▶ _Given exercise_:
Lines containing the word "strumienia" need to be counted. Please reply with how many there are, and nothing else.

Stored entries

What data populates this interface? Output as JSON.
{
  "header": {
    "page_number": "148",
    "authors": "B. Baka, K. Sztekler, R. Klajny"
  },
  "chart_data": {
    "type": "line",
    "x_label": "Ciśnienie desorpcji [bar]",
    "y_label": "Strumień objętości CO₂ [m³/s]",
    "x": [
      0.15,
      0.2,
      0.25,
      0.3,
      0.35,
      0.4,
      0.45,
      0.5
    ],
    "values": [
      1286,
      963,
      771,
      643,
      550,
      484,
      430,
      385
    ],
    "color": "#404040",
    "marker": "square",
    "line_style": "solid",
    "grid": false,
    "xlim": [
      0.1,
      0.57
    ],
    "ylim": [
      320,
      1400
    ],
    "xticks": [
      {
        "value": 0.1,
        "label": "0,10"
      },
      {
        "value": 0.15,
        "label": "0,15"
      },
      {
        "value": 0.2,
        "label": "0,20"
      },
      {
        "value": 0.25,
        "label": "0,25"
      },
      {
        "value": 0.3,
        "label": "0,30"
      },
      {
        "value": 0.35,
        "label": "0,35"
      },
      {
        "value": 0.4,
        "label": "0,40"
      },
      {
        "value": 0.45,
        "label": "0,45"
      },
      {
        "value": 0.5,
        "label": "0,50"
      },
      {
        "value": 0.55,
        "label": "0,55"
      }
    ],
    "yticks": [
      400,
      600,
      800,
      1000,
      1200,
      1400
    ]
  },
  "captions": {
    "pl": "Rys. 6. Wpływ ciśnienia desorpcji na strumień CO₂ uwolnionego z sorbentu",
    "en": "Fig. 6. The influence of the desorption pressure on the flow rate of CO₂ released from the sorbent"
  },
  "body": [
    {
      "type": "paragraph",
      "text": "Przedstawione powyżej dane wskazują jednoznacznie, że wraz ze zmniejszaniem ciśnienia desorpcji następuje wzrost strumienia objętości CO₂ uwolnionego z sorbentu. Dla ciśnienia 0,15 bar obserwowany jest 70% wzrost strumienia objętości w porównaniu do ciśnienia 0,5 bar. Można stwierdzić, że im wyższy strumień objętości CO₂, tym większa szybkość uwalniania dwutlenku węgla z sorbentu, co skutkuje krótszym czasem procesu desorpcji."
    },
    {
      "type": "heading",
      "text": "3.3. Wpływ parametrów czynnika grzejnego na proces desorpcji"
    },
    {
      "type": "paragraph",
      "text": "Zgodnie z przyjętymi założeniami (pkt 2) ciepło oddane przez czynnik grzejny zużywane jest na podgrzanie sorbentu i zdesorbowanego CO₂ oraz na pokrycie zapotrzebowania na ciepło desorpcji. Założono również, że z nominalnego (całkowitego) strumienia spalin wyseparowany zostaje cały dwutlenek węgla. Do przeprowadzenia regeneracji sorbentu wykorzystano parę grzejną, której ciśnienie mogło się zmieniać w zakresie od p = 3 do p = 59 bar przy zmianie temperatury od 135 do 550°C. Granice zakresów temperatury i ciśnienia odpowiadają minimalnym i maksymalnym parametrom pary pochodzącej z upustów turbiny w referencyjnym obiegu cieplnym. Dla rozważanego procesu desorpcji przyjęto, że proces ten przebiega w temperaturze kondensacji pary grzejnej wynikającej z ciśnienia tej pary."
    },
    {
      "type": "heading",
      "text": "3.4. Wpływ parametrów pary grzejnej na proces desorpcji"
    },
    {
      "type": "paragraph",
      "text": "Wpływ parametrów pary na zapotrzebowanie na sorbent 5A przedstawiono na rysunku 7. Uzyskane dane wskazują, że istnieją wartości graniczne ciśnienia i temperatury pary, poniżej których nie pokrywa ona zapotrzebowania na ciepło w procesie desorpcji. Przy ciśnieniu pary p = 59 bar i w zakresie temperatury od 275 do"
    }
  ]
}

▶ _Response to this exercise_:
2